* Data supplied:
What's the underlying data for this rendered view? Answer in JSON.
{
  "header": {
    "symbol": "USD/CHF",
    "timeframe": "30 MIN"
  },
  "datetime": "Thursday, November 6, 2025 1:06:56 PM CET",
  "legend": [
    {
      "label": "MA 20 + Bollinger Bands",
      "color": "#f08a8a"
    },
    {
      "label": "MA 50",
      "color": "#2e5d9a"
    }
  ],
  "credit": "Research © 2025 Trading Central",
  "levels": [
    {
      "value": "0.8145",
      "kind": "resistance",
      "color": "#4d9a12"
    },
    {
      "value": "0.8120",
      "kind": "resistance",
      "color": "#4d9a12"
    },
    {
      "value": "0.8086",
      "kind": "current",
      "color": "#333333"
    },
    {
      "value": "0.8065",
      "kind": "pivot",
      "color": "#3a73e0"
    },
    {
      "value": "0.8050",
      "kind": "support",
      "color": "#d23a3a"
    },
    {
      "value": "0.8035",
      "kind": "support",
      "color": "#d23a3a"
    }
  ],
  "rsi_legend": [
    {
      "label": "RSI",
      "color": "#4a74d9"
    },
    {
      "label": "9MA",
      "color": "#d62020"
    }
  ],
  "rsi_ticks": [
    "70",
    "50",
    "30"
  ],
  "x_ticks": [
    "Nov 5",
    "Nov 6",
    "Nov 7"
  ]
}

* Requirement:
Write all of the records out again exactly.

* Result:
What's the underlying data for this rendered view? Answer in JSON.
{
  "header": {
    "symbol": "USD/CHF",
    "timeframe": "30 MIN"
  },
  "datetime": "Thursday, November 6, 2025 1:06:56 PM CET",
  "legend": [
    {
      "label": "MA 20 + Bollinger Bands",
      "color": "#f08a8a"
    },
    {
      "label": "MA 50",
      "color": "#2e5d9a"
    }
  ],
  "credit": "Research © 2025 Trading Central",
  "levels": [
    {
      "value": "0.8145",
      "kind": "resistance",
      "color": "#4d9a12"
    },
    {
      "value": "0.8120",
      "kind": "resistance",
      "color": "#4d9a12"
    },
    {
      "value": "0.8086",
      "kind": "current",
      "color": "#333333"
    },
    {
      "value": "0.8065",
      "kind": "pivot",
      "color": "#3a73e0"
    },
    {
      "value": "0.8050",
      "kind": "support",
      "color": "#d23a3a"
    },
    {
      "value": "0.8035",
      "kind": "support",
      "color": "#d23a3a"
    }
  ],
  "rsi_legend": [
    {
      "label": "RSI",
      "color": "#4a74d9"
    },
    {
      "label": "9MA",
      "color": "#d62020"
    }
  ],
  "rsi_ticks": [
    "70",
    "50",
    "30"
  ],
  "x_ticks": [
    "Nov 5",
    "Nov 6",
    "Nov 7"
  ]
}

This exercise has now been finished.